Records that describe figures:
** Begin **
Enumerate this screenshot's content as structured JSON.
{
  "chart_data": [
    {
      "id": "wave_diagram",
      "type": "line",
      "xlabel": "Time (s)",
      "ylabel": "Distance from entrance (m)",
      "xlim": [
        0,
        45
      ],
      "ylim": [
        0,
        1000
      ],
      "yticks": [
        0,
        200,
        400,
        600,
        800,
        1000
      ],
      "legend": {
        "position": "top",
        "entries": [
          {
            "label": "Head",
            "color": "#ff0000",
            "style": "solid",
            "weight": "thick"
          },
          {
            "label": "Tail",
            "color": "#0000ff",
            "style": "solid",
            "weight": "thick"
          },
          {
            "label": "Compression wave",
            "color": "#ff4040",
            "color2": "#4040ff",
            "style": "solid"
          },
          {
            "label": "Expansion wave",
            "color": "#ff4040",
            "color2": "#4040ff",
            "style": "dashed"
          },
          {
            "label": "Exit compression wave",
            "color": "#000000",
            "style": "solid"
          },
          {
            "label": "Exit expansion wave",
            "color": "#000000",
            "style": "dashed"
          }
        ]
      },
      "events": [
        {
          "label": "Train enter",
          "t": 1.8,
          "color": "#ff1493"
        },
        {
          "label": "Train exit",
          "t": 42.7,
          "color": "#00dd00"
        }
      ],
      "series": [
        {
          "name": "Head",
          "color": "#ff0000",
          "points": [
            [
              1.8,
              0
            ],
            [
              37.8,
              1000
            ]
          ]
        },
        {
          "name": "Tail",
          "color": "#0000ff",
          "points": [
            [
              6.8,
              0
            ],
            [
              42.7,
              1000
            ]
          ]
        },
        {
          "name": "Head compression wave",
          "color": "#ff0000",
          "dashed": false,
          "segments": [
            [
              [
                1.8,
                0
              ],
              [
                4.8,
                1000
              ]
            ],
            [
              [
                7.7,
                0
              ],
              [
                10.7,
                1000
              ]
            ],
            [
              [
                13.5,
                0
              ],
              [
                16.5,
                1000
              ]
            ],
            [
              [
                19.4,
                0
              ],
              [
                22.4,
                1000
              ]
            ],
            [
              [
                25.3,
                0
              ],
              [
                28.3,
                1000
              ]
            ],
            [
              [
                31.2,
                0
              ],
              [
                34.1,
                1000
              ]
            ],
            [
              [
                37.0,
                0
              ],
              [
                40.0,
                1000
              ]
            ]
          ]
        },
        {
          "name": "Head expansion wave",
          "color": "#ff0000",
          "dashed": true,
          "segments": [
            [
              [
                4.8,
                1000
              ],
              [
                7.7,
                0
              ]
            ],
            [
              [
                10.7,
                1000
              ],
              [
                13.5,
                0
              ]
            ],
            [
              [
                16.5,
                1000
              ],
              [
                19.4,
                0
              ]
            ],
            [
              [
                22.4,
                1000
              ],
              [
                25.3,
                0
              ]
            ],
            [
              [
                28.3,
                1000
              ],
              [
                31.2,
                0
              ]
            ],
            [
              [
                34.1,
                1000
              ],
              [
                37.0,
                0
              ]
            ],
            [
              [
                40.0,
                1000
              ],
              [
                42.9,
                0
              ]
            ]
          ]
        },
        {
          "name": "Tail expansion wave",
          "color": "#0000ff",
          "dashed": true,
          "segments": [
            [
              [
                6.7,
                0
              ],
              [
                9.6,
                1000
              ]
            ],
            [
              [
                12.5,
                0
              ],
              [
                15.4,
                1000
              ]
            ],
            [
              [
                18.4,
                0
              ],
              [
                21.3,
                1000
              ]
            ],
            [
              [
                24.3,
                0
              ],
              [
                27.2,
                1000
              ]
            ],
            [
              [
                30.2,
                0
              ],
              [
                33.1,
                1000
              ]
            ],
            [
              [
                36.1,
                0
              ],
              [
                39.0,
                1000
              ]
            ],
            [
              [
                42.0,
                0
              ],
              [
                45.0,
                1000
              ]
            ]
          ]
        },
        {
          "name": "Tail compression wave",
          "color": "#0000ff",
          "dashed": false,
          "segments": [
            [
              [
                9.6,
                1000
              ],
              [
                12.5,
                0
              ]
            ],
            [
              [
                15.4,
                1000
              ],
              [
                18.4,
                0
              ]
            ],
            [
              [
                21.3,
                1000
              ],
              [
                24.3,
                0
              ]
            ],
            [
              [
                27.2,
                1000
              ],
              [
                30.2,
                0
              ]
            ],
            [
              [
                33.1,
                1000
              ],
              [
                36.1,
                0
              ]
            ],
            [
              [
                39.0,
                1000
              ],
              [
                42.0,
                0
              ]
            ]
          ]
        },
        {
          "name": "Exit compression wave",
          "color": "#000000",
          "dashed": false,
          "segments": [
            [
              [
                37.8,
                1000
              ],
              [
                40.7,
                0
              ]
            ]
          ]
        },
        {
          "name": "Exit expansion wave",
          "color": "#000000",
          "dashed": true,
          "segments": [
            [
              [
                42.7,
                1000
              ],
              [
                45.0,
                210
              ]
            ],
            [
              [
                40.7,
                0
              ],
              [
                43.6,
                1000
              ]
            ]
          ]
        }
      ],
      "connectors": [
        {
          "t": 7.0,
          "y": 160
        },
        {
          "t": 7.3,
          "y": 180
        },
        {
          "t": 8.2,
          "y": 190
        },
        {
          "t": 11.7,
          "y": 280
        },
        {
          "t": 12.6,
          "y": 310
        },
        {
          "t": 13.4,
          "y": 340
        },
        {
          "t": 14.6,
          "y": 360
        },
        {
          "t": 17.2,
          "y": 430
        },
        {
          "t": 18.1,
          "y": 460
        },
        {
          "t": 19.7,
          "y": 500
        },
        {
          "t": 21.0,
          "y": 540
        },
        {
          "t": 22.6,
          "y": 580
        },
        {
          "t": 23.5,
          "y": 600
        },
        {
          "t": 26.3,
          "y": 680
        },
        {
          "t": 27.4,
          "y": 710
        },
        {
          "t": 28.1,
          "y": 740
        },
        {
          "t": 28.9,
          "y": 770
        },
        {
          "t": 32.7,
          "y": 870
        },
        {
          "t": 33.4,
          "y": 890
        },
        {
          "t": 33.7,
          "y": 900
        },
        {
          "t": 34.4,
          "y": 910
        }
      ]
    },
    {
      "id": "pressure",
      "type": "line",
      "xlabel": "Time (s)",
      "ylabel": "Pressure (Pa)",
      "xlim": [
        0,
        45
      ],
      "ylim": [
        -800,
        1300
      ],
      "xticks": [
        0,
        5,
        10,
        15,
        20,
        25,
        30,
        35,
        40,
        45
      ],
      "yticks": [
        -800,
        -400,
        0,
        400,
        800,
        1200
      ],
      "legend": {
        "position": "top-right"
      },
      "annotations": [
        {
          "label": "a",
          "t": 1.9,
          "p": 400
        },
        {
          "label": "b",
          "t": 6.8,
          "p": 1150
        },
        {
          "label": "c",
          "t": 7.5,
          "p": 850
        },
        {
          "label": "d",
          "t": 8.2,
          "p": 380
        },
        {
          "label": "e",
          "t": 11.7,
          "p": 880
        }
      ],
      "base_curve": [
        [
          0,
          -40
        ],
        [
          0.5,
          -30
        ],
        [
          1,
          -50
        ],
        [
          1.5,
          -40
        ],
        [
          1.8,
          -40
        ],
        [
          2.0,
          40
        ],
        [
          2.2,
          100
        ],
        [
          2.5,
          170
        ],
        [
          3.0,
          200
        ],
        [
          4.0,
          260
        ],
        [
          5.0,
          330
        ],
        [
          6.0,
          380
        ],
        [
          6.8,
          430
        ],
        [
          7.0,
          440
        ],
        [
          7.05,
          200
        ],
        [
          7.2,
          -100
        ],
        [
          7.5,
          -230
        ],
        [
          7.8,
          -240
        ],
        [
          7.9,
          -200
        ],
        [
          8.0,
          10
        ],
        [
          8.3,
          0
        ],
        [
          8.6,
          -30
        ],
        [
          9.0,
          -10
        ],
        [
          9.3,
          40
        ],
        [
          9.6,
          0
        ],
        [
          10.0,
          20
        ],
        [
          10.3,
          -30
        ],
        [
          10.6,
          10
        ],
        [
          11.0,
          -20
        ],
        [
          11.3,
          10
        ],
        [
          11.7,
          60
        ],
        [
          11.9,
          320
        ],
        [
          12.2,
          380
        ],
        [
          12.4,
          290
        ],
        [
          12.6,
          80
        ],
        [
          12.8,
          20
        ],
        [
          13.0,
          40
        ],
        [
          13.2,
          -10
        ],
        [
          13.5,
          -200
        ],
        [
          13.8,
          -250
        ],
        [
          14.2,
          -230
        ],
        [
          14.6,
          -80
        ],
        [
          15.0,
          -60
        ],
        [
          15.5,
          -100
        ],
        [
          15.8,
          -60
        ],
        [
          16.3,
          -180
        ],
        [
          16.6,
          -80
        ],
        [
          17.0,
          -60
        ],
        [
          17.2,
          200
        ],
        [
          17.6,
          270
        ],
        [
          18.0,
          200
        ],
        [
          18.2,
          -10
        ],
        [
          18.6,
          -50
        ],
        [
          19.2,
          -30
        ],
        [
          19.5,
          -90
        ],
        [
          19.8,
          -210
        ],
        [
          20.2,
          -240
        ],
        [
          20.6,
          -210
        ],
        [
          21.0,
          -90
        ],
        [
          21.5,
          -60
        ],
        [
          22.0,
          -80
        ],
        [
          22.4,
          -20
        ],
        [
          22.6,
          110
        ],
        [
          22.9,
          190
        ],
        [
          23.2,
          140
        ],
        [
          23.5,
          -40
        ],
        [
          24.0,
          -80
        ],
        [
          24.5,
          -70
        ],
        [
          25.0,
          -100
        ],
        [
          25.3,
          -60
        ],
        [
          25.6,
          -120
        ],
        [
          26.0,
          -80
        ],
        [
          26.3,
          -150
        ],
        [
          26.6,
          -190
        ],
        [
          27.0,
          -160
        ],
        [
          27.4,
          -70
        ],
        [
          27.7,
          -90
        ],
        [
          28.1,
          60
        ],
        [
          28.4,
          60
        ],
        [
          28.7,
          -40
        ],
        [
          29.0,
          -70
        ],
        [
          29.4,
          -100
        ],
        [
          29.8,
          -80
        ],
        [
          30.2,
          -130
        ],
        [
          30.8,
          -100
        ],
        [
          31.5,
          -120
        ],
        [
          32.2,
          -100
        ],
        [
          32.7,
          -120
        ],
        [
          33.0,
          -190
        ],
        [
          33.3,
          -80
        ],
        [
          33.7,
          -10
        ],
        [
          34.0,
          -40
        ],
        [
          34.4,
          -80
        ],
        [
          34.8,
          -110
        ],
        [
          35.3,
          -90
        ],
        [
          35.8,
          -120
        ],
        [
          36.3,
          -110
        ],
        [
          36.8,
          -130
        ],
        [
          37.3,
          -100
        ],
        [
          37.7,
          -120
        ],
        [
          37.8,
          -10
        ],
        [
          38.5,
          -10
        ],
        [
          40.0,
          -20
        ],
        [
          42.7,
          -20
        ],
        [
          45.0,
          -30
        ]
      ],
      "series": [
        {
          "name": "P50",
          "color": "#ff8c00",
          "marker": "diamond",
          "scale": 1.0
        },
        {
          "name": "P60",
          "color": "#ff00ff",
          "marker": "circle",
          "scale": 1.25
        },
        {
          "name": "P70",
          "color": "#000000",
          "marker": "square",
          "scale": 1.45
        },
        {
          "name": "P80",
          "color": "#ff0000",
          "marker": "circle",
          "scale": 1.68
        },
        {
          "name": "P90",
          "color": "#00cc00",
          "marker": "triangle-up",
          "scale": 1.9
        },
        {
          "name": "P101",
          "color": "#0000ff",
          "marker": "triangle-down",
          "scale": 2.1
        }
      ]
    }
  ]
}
** End **
Exercise:
Where a line in the entries holds the word "scale", copy that line.

Finished answer:
          "scale": 1.0
          "scale": 1.25
          "scale": 1.45
          "scale": 1.68
          "scale": 1.9
          "scale": 2.1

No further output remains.